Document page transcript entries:
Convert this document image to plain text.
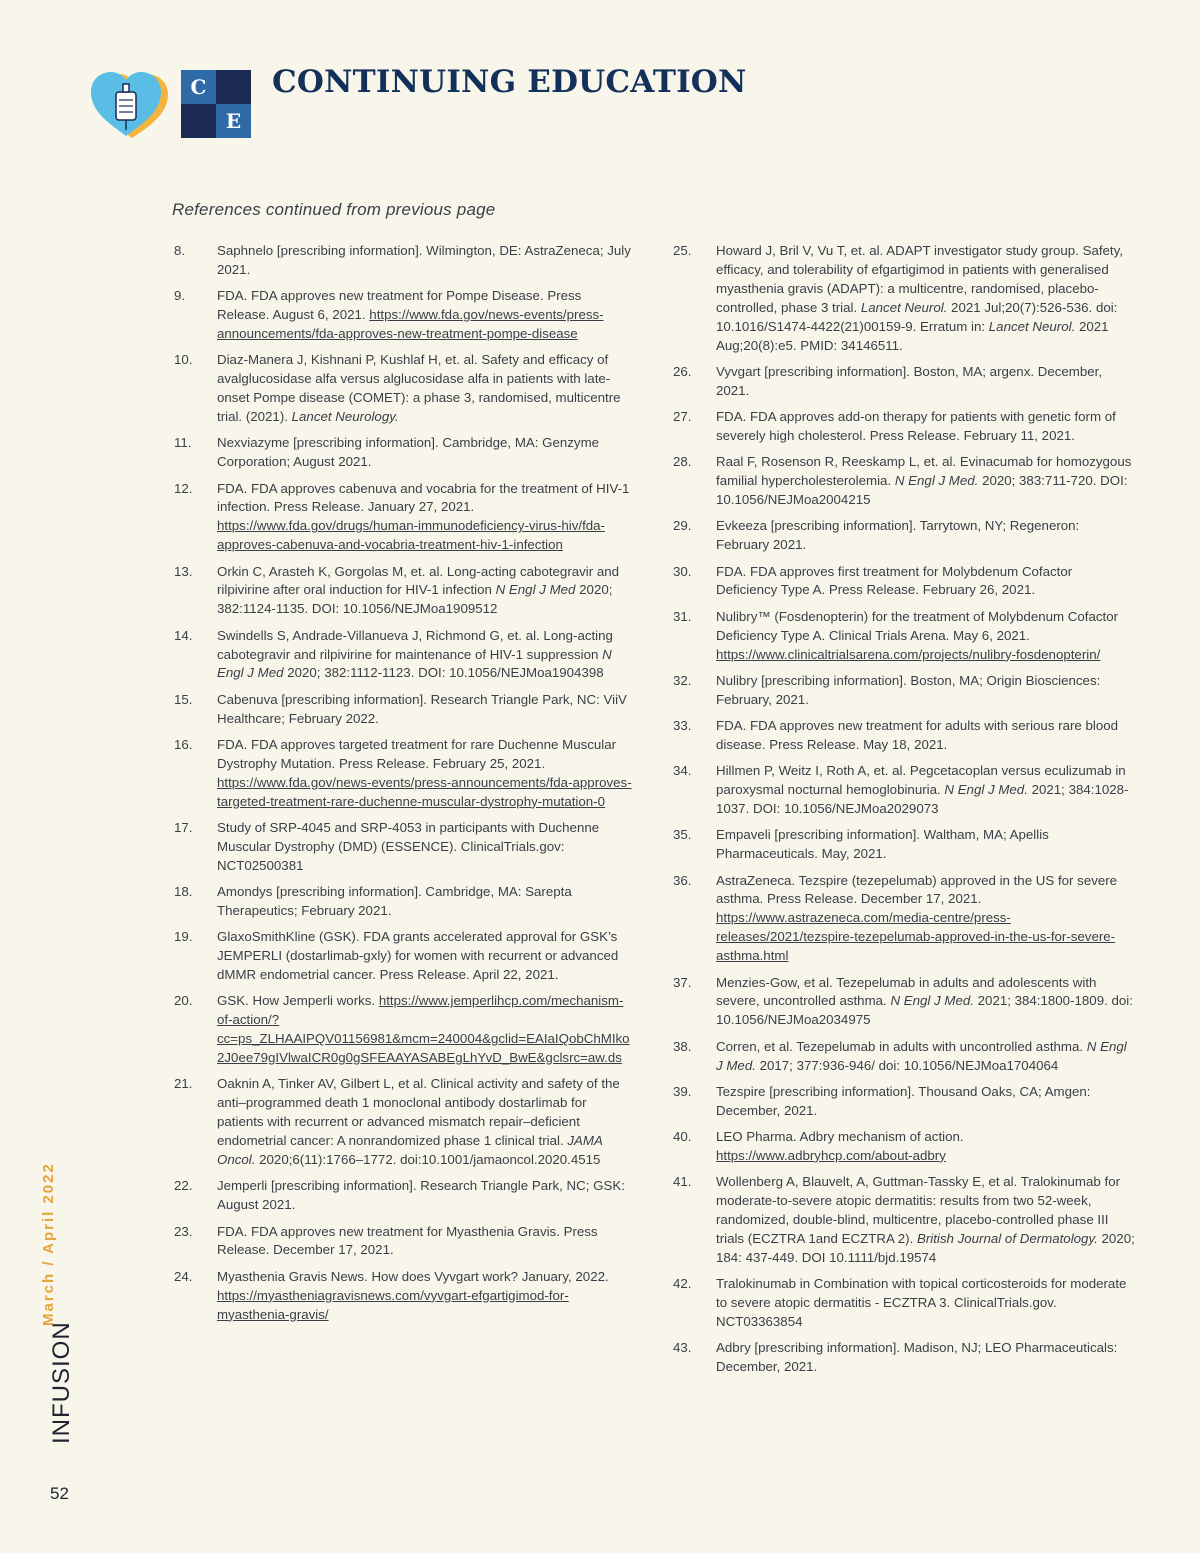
C
E
CONTINUING EDUCATION
References continued from previous page
8. Saphnelo [prescribing information]. Wilmington, DE: AstraZeneca; July 2021.
9. FDA. FDA approves new treatment for Pompe Disease. Press Release. August 6, 2021. https://www.fda.gov/news-events/press-announcements/fda-approves-new-treatment-pompe-disease
10. Diaz-Manera J, Kishnani P, Kushlaf H, et. al. Safety and efficacy of avalglucosidase alfa versus alglucosidase alfa in patients with late-onset Pompe disease (COMET): a phase 3, randomised, multicentre trial. (2021). Lancet Neurology.
11. Nexviazyme [prescribing information]. Cambridge, MA: Genzyme Corporation; August 2021.
12. FDA. FDA approves cabenuva and vocabria for the treatment of HIV-1 infection. Press Release. January 27, 2021. https://www.fda.gov/drugs/human-immunodeficiency-virus-hiv/fda-approves-cabenuva-and-vocabria-treatment-hiv-1-infection
13. Orkin C, Arasteh K, Gorgolas M, et. al. Long-acting cabotegravir and rilpivirine after oral induction for HIV-1 infection N Engl J Med 2020; 382:1124-1135. DOI: 10.1056/NEJMoa1909512
14. Swindells S, Andrade-Villanueva J, Richmond G, et. al. Long-acting cabotegravir and rilpivirine for maintenance of HIV-1 suppression N Engl J Med 2020; 382:1112-1123. DOI: 10.1056/NEJMoa1904398
15. Cabenuva [prescribing information]. Research Triangle Park, NC: ViiV Healthcare; February 2022.
16. FDA. FDA approves targeted treatment for rare Duchenne Muscular Dystrophy Mutation. Press Release. February 25, 2021. https://www.fda.gov/news-events/press-announcements/fda-approves-targeted-treatment-rare-duchenne-muscular-dystrophy-mutation-0
17. Study of SRP-4045 and SRP-4053 in participants with Duchenne Muscular Dystrophy (DMD) (ESSENCE). ClinicalTrials.gov: NCT02500381
18. Amondys [prescribing information]. Cambridge, MA: Sarepta Therapeutics; February 2021.
19. GlaxoSmithKline (GSK). FDA grants accelerated approval for GSK’s JEMPERLI (dostarlimab-gxly) for women with recurrent or advanced dMMR endometrial cancer. Press Release. April 22, 2021.
20. GSK. How Jemperli works. https://www.jemperlihcp.com/mechanism-of-action/?cc=ps_ZLHAAIPQV01156981&mcm=240004&gclid=EAIaIQobChMIko2J0ee79gIVlwaICR0g0gSFEAAYASABEgLhYvD_BwE&gclsrc=aw.ds
21. Oaknin A, Tinker AV, Gilbert L, et al. Clinical activity and safety of the anti–programmed death 1 monoclonal antibody dostarlimab for patients with recurrent or advanced mismatch repair–deficient endometrial cancer: A nonrandomized phase 1 clinical trial. JAMA Oncol. 2020;6(11):1766–1772. doi:10.1001/jamaoncol.2020.4515
22. Jemperli [prescribing information]. Research Triangle Park, NC; GSK: August 2021.
23. FDA. FDA approves new treatment for Myasthenia Gravis. Press Release. December 17, 2021.
24. Myasthenia Gravis News. How does Vyvgart work? January, 2022. https://myastheniagravisnews.com/vyvgart-efgartigimod-for-myasthenia-gravis/
25. Howard J, Bril V, Vu T, et. al. ADAPT investigator study group. Safety, efficacy, and tolerability of efgartigimod in patients with generalised myasthenia gravis (ADAPT): a multicentre, randomised, placebo-controlled, phase 3 trial. Lancet Neurol. 2021 Jul;20(7):526-536. doi: 10.1016/S1474-4422(21)00159-9. Erratum in: Lancet Neurol. 2021 Aug;20(8):e5. PMID: 34146511.
26. Vyvgart [prescribing information]. Boston, MA; argenx. December, 2021.
27. FDA. FDA approves add-on therapy for patients with genetic form of severely high cholesterol. Press Release. February 11, 2021.
28. Raal F, Rosenson R, Reeskamp L, et. al. Evinacumab for homozygous familial hypercholesterolemia. N Engl J Med. 2020; 383:711-720. DOI: 10.1056/NEJMoa2004215
29. Evkeeza [prescribing information]. Tarrytown, NY; Regeneron: February 2021.
30. FDA. FDA approves first treatment for Molybdenum Cofactor Deficiency Type A. Press Release. February 26, 2021.
31. Nulibry™ (Fosdenopterin) for the treatment of Molybdenum Cofactor Deficiency Type A. Clinical Trials Arena. May 6, 2021. https://www.clinicaltrialsarena.com/projects/nulibry-fosdenopterin/
32. Nulibry [prescribing information]. Boston, MA; Origin Biosciences: February, 2021.
33. FDA. FDA approves new treatment for adults with serious rare blood disease. Press Release. May 18, 2021.
34. Hillmen P, Weitz I, Roth A, et. al. Pegcetacoplan versus eculizumab in paroxysmal nocturnal hemoglobinuria. N Engl J Med. 2021; 384:1028-1037. DOI: 10.1056/NEJMoa2029073
35. Empaveli [prescribing information]. Waltham, MA; Apellis Pharmaceuticals. May, 2021.
36. AstraZeneca. Tezspire (tezepelumab) approved in the US for severe asthma. Press Release. December 17, 2021. https://www.astrazeneca.com/media-centre/press-releases/2021/tezspire-tezepelumab-approved-in-the-us-for-severe-asthma.html
37. Menzies-Gow, et al. Tezepelumab in adults and adolescents with severe, uncontrolled asthma. N Engl J Med. 2021; 384:1800-1809. doi: 10.1056/NEJMoa2034975
38. Corren, et al. Tezepelumab in adults with uncontrolled asthma. N Engl J Med. 2017; 377:936-946/ doi: 10.1056/NEJMoa1704064
39. Tezspire [prescribing information]. Thousand Oaks, CA; Amgen: December, 2021.
40. LEO Pharma. Adbry mechanism of action. https://www.adbryhcp.com/about-adbry
41. Wollenberg A, Blauvelt, A, Guttman-Tassky E, et al. Tralokinumab for moderate-to-severe atopic dermatitis: results from two 52-week, randomized, double-blind, multicentre, placebo-controlled phase III trials (ECZTRA 1and ECZTRA 2). British Journal of Dermatology. 2020; 184: 437-449. DOI 10.1111/bjd.19574
42. Tralokinumab in Combination with topical corticosteroids for moderate to severe atopic dermatitis - ECZTRA 3. ClinicalTrials.gov. NCT03363854
43. Adbry [prescribing information]. Madison, NJ; LEO Pharmaceuticals: December, 2021.
March / April 2022
INFUSION
52
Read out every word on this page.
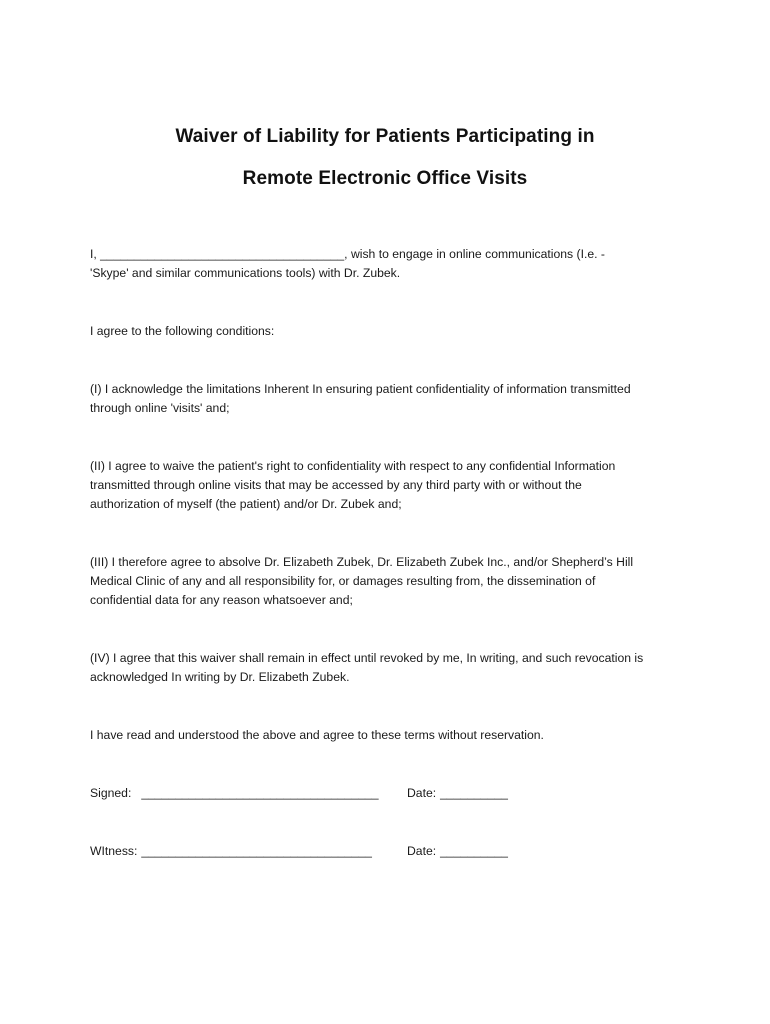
Waiver of Liability for Patients Participating in
Remote Electronic Office Visits
I, ____________________________________, wish to engage in online communications (I.e. -
'Skype' and similar communications tools) with Dr. Zubek.
I agree to the following conditions:
(I) I acknowledge the limitations Inherent In ensuring patient confidentiality of information transmitted
through online 'visits' and;
(II) I agree to waive the patient's right to confidentiality with respect to any confidential Information
transmitted through online visits that may be accessed by any third party with or without the
authorization of myself (the patient) and/or Dr. Zubek and;
(III) I therefore agree to absolve Dr. Elizabeth Zubek, Dr. Elizabeth Zubek Inc., and/or Shepherd’s Hill
Medical Clinic of any and all responsibility for, or damages resulting from, the dissemination of
confidential data for any reason whatsoever and;
(IV) I agree that this waiver shall remain in effect until revoked by me, In writing, and such revocation is
acknowledged In writing by Dr. Elizabeth Zubek.
I have read and understood the above and agree to these terms without reservation.
Signed: ___________________________________ Date: __________
WItness: __________________________________	Date: __________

▸ **HOW TO COMPLETE THIS TASK**: The answer must consist of the line containing "Read out every word on this page." and every line after it through the end of the records, retyped exactly, with all pictures left out.

▸ **EXERCISE OUTPUT**:
Read out every word on this page.
Waiver of Liability for Patients Participating in
Remote Electronic Office Visits
I, ____________________________________, wish to engage in online communications (I.e. -
'Skype' and similar communications tools) with Dr. Zubek.
I agree to the following conditions:
(I) I acknowledge the limitations Inherent In ensuring patient confidentiality of information transmitted
through online 'visits' and;
(II) I agree to waive the patient's right to confidentiality with respect to any confidential Information
transmitted through online visits that may be accessed by any third party with or without the
authorization of myself (the patient) and/or Dr. Zubek and;
(III) I therefore agree to absolve Dr. Elizabeth Zubek, Dr. Elizabeth Zubek Inc., and/or Shepherd’s Hill
Medical Clinic of any and all responsibility for, or damages resulting from, the dissemination of
confidential data for any reason whatsoever and;
(IV) I agree that this waiver shall remain in effect until revoked by me, In writing, and such revocation is
acknowledged In writing by Dr. Elizabeth Zubek.
I have read and understood the above and agree to these terms without reservation.
Signed: ___________________________________ Date: __________
WItness: __________________________________	Date: __________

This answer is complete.